== WHAT NEEDS TO BE DONE ==
Answer these questions from the Ted Cowart profile:
1. In which city was Cowart living when his parents gave him a large chalk board?
2. By what age had he won innumerable prizes for his drawings and posters?
3. For how many years did he attend the Museum of Fine Arts Houston art classes?

Ted Cowart – Painter
Ted Cowart has spent his lifetime dancing with the call to be a painter.
At times it was the center of his world, his livelihood, his sole provider. At others, it was the hollow place in his daily life, the friend left behind, the talent set aside.
When he was just a few years old and living in Houston his parents gave him a large chalk board and boxes of colored chalk. He used them to entertain his parents' friends with drawings of objects, people and animals.
By the time he was eight he had won innumerable prizes for his drawings and posters. It led to a scholarship to the Museum of Fine Arts Houston art classes. For the next ten years he attended the classes, working them around his regular schooling. As much as the classes benefited him however, he was also getting an education he was not aware of and one that would form the soul of his works today.
"During that time, I was surrounded by the classics, especially the great artists of the early 20th century," Cowart says. "Those art movements were a great influence on me."

(Region and label listings)
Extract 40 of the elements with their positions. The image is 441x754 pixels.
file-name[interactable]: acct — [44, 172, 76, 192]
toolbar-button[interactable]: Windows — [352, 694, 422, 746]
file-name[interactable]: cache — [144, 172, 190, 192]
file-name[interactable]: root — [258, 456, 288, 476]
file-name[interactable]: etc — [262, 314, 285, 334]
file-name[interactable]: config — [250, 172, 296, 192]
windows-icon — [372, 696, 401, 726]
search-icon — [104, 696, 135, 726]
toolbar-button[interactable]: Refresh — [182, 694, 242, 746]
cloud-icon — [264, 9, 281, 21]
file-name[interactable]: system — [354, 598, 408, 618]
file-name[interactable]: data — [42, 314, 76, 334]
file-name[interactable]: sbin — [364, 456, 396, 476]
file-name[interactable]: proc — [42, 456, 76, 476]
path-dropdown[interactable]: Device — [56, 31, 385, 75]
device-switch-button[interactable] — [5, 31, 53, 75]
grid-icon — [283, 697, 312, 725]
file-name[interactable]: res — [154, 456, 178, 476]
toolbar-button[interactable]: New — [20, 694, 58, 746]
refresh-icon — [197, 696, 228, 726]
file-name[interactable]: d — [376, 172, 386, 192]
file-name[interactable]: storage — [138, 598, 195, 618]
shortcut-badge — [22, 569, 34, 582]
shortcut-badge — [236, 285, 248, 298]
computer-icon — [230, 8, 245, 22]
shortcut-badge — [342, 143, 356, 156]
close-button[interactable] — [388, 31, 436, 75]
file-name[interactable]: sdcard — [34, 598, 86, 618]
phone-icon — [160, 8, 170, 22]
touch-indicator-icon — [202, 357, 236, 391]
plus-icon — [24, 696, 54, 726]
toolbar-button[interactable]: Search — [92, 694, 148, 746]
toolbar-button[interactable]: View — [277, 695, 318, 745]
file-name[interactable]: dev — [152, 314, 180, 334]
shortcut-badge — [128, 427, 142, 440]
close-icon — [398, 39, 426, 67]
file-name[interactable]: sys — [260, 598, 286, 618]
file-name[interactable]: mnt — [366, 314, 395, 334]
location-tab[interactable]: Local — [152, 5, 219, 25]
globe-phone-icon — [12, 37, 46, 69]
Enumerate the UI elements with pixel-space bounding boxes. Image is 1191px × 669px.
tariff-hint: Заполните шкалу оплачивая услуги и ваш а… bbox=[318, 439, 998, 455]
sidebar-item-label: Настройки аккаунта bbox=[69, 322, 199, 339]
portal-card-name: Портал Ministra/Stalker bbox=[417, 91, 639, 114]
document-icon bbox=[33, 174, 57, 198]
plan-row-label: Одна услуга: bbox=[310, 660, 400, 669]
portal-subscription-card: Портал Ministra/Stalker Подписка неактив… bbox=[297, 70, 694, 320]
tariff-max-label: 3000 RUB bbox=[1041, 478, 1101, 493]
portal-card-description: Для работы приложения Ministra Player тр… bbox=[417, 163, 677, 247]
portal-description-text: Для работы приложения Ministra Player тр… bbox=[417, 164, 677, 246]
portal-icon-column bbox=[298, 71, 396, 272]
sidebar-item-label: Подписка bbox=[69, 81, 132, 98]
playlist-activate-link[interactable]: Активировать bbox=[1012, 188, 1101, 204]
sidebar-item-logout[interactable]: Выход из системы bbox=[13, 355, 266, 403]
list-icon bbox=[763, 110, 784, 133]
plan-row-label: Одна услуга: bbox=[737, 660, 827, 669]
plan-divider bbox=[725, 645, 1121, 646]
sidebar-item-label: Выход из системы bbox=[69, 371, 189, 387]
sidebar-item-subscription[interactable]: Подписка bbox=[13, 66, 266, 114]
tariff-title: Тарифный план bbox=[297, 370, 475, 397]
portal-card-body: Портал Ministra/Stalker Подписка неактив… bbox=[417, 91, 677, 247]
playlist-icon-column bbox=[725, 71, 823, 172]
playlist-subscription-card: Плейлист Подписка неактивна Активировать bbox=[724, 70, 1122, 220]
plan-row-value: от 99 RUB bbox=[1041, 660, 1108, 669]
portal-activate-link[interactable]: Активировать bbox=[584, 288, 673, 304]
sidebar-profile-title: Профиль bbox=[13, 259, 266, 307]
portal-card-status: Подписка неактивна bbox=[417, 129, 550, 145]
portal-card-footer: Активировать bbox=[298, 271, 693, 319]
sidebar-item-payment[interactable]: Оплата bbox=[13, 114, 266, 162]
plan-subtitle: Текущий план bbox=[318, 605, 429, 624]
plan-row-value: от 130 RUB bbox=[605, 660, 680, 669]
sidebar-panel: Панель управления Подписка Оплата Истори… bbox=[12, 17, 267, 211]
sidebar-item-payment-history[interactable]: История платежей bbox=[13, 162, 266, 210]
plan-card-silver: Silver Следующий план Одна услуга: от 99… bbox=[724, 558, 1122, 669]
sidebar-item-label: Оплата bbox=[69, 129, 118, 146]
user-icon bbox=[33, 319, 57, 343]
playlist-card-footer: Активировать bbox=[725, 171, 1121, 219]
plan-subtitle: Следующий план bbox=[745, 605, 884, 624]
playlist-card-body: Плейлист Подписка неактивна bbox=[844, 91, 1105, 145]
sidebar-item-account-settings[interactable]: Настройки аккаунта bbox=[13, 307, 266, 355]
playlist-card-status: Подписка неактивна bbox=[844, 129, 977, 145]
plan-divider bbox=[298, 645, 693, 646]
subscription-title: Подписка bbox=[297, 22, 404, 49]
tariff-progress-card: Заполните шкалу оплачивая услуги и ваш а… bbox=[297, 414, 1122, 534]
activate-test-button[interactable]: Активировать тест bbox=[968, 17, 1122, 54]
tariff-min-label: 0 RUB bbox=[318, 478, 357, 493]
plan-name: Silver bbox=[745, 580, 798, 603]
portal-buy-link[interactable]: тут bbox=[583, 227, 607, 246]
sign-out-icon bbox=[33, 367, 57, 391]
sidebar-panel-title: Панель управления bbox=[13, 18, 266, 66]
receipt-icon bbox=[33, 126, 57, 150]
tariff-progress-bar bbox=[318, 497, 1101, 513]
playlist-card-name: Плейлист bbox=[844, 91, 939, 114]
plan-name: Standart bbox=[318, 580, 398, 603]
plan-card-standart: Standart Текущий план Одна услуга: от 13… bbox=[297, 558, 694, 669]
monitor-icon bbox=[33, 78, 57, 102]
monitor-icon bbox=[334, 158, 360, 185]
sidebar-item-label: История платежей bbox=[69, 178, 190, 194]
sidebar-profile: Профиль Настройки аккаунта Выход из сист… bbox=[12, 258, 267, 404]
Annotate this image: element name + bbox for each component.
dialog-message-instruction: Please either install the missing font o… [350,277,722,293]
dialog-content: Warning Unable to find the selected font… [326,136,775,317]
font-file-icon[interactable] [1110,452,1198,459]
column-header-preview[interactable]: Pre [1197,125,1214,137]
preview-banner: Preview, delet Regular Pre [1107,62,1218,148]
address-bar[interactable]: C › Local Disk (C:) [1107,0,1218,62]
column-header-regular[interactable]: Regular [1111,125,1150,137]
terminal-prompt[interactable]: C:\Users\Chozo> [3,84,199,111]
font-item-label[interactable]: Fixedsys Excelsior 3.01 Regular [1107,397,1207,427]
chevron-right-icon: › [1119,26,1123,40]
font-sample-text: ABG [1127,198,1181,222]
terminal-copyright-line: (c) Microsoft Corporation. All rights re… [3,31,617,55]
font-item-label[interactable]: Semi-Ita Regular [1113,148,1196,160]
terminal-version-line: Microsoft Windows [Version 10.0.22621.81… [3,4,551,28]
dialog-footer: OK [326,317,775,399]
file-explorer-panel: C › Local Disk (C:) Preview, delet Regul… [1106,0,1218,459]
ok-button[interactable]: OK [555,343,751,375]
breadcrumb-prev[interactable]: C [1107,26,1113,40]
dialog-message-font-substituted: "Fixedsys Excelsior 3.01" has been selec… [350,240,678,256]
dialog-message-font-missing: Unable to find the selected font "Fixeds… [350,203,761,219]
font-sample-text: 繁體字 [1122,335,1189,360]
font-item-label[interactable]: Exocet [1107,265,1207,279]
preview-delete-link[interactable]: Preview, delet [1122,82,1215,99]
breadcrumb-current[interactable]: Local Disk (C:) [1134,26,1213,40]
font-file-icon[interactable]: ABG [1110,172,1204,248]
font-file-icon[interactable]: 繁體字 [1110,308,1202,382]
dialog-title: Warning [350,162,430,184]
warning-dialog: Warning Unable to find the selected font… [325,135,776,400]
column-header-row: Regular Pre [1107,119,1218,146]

== ANSWER TO THE TASK ==
1. Houston
2. Eight
3. Ten years